**TO DO:** Locate the lines that hold the string "Cortex". Copy every such line.

**INFORMATION SHOWN:**
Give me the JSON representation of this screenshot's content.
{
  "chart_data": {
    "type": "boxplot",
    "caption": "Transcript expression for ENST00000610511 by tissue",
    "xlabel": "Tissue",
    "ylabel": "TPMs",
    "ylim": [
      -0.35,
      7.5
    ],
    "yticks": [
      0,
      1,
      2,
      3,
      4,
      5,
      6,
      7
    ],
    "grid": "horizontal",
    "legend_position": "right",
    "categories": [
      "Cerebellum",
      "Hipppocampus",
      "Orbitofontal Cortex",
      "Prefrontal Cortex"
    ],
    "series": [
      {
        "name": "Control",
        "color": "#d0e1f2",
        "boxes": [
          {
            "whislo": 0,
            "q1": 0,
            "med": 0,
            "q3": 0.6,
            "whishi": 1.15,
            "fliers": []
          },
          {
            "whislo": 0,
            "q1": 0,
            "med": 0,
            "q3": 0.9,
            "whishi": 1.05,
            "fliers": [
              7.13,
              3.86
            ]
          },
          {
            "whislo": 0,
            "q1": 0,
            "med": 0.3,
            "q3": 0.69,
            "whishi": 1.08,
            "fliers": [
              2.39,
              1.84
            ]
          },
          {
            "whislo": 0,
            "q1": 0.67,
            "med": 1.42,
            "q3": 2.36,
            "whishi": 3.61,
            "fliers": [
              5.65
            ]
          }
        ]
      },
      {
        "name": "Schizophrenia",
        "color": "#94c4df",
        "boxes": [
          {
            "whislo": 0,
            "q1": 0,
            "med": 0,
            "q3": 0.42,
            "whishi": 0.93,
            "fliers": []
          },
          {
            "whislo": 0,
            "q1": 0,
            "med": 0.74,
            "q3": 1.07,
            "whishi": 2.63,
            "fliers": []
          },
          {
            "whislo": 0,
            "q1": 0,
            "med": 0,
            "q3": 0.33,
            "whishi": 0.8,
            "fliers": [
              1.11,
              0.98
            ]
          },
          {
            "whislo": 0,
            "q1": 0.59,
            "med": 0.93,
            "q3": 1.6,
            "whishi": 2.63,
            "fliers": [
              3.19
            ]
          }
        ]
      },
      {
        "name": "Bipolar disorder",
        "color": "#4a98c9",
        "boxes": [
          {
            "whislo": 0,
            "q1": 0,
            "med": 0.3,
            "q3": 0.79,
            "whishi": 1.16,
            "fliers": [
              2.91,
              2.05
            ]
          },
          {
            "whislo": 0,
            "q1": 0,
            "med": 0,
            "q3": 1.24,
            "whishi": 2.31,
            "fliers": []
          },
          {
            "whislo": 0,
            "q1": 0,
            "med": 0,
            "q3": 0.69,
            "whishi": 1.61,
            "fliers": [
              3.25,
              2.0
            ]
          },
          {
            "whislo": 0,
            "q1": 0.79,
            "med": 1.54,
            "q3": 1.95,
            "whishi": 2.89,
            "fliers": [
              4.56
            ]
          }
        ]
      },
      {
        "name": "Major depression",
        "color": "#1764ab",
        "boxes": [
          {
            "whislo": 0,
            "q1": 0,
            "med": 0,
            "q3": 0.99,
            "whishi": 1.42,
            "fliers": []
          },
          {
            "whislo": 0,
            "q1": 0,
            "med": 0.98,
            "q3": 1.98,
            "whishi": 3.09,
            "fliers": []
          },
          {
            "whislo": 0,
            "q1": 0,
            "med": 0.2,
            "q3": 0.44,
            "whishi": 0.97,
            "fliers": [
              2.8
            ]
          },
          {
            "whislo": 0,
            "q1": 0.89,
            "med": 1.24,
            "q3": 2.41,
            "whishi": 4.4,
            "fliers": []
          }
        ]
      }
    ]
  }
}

**FULL SOLUTION:**
      "Orbitofontal Cortex",
      "Prefrontal Cortex"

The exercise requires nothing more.